[Start of MATERIAL TO PROCESS]

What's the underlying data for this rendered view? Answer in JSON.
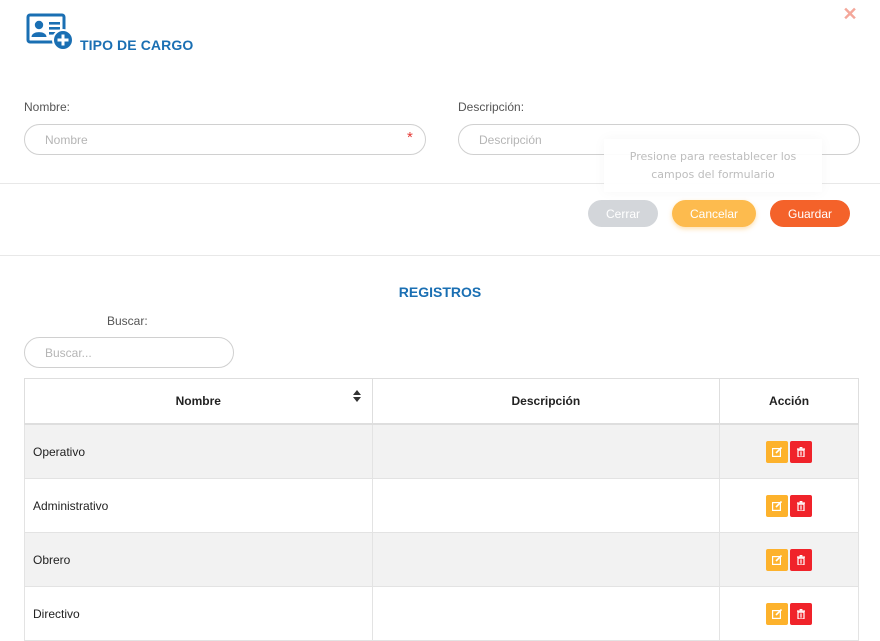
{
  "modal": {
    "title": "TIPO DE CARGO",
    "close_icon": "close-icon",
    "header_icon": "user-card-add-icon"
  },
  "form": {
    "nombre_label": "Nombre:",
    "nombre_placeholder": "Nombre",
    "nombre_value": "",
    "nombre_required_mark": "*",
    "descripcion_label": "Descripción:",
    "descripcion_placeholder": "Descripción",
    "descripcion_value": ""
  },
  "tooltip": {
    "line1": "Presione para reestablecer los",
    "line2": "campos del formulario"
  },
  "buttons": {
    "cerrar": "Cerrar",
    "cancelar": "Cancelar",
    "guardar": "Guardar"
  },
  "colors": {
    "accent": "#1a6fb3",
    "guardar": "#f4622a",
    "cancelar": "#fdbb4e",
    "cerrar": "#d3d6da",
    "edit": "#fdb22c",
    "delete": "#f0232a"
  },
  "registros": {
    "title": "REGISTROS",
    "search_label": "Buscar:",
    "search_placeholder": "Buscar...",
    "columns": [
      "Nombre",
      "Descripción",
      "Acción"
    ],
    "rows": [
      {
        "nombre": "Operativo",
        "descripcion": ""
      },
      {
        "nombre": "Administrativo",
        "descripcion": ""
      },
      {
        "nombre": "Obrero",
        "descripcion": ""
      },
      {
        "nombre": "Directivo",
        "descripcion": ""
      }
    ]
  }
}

[End of MATERIAL TO PROCESS]
[Start of MATERIAL TO PROCESS]

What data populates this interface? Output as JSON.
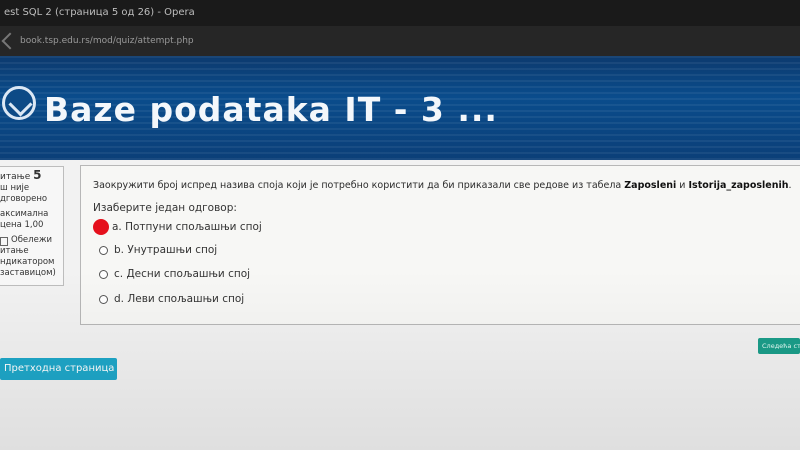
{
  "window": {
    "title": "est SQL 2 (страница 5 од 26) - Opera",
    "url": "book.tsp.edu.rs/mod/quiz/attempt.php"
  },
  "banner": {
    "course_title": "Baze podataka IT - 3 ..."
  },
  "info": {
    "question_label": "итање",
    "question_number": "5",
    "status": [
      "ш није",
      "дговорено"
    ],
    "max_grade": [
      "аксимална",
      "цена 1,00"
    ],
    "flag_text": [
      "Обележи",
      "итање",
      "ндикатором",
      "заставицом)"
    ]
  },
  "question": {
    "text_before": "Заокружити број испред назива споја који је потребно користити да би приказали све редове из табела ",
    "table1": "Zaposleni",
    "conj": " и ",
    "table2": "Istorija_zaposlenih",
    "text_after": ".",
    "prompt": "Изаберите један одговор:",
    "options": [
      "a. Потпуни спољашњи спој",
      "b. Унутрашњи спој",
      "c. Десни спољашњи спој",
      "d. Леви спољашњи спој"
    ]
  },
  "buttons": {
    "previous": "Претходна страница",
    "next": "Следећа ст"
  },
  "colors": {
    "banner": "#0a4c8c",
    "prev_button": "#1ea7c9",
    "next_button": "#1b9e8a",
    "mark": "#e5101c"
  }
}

[End of MATERIAL TO PROCESS]

■ **INSTRUCTIONS TO FOLLOW**:
Find and copy each line above that includes the string "Descripción".

■ **RESPONSE TO THE TASK**:
    "descripcion_label": "Descripción:",
    "descripcion_placeholder": "Descripción",
      "Descripción",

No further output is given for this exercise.